:: WHAT IS EXPECTED ::
Filter the records below for the word "SimpleMovingAvg". Copy each line that holds it.

--- Start ---

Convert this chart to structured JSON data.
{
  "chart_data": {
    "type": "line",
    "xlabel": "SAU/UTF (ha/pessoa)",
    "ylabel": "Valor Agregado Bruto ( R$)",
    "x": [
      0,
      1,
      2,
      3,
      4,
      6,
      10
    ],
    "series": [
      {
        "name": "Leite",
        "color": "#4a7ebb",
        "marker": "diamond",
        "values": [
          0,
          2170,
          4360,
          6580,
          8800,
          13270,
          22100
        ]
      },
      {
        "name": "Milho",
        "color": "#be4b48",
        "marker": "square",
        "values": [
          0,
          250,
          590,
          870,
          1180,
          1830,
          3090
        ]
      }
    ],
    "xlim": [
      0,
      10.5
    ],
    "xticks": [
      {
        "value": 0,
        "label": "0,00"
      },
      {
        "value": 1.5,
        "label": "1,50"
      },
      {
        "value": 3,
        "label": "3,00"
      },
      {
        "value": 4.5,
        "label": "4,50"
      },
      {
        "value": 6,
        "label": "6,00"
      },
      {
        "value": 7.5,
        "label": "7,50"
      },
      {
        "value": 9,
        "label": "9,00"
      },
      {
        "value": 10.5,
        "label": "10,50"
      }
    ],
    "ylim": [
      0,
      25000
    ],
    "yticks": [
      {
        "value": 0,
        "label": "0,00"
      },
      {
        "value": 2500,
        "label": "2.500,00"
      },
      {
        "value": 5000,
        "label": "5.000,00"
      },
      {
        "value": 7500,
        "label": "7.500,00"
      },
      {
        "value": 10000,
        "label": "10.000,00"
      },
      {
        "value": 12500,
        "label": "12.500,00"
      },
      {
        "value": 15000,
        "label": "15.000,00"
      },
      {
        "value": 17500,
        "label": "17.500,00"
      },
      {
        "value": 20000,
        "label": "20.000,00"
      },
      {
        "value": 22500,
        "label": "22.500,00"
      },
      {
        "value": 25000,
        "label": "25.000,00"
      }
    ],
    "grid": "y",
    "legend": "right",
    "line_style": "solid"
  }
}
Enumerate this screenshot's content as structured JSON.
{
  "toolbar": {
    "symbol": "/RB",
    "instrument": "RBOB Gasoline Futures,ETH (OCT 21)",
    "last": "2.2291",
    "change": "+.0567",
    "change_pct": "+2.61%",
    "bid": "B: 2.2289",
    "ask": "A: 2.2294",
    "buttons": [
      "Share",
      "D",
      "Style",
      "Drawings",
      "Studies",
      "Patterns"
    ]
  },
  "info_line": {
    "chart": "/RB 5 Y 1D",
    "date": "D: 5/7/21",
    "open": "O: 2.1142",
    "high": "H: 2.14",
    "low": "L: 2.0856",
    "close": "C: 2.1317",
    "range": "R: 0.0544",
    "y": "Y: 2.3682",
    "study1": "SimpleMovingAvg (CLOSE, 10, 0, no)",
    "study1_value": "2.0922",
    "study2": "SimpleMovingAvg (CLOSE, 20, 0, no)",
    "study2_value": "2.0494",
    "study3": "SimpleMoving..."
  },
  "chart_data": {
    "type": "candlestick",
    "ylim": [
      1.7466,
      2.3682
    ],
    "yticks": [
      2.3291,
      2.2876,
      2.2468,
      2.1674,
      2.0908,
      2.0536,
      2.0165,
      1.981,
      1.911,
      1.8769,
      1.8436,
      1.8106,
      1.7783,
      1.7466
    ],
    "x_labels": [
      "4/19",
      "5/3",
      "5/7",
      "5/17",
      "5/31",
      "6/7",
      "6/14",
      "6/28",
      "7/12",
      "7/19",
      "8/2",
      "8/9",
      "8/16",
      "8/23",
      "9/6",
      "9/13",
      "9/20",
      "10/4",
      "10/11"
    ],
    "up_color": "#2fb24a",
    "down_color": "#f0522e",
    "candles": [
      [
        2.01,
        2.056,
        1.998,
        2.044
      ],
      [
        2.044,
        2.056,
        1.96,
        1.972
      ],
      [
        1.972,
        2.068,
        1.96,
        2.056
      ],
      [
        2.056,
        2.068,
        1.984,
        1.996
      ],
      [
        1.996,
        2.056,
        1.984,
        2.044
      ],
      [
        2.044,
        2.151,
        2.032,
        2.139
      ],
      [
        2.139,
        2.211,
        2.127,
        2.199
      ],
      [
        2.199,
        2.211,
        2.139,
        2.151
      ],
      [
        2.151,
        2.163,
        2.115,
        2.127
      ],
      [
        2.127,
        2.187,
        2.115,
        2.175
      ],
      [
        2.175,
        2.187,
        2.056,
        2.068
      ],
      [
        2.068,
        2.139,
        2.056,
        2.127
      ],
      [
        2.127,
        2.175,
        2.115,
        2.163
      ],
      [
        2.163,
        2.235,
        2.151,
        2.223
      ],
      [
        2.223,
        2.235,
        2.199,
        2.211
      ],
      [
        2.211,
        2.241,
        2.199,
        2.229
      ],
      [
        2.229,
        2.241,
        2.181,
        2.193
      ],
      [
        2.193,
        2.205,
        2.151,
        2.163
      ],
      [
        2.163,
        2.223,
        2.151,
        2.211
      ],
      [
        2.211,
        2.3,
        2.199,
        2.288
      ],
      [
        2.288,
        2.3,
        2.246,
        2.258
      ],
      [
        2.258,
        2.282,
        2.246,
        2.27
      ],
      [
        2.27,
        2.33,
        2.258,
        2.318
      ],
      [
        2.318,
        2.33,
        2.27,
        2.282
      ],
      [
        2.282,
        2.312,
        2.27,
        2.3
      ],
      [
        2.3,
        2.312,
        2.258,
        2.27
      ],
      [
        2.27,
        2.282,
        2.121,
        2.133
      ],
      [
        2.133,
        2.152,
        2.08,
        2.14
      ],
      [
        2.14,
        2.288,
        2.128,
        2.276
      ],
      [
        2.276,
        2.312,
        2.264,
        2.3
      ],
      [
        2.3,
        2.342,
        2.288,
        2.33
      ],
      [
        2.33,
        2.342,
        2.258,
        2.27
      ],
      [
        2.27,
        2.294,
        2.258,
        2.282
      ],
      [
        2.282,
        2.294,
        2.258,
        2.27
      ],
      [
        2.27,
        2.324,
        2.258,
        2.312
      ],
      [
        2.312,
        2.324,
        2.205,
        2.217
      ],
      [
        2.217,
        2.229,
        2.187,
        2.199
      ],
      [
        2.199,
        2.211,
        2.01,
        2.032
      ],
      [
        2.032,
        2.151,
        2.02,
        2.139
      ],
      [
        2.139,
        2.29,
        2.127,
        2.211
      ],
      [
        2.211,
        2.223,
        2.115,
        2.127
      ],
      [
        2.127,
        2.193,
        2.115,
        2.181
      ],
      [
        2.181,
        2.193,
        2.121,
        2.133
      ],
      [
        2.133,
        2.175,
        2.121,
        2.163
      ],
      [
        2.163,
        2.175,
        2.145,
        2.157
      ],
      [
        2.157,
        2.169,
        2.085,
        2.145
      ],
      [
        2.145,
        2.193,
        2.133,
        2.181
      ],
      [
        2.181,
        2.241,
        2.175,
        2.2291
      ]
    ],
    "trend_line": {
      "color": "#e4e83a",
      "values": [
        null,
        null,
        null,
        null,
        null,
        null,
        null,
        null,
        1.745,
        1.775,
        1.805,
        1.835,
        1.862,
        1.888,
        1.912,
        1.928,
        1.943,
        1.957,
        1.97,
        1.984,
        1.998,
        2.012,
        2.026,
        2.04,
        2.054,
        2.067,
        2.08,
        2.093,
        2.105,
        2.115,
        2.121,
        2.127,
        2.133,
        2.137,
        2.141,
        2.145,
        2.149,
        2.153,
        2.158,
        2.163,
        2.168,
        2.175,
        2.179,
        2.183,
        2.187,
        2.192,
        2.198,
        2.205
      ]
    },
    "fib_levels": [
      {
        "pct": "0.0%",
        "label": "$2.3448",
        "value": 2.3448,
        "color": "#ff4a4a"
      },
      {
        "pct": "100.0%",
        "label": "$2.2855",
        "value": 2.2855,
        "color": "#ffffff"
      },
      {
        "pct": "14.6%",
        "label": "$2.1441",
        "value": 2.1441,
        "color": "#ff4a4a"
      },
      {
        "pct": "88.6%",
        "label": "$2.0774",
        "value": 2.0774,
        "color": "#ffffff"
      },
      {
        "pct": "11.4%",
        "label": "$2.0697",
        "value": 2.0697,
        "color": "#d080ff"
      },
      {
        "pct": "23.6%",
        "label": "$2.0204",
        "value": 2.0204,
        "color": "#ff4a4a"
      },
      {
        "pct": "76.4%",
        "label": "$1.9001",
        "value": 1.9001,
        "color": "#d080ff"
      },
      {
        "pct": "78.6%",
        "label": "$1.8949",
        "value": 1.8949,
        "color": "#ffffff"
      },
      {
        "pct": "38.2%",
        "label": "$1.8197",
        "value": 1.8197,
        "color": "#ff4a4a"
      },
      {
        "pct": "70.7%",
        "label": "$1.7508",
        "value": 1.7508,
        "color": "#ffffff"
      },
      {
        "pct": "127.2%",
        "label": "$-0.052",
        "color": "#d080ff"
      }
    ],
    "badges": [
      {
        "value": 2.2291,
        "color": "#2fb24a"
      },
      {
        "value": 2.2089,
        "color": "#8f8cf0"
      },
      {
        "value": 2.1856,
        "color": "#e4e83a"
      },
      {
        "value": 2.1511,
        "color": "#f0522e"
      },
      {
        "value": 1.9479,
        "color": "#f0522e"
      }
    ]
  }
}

--- End ---

:: EXERCISE ANSWER ::
    "study1": "SimpleMovingAvg (CLOSE, 10, 0, no)",
    "study2": "SimpleMovingAvg (CLOSE, 20, 0, no)",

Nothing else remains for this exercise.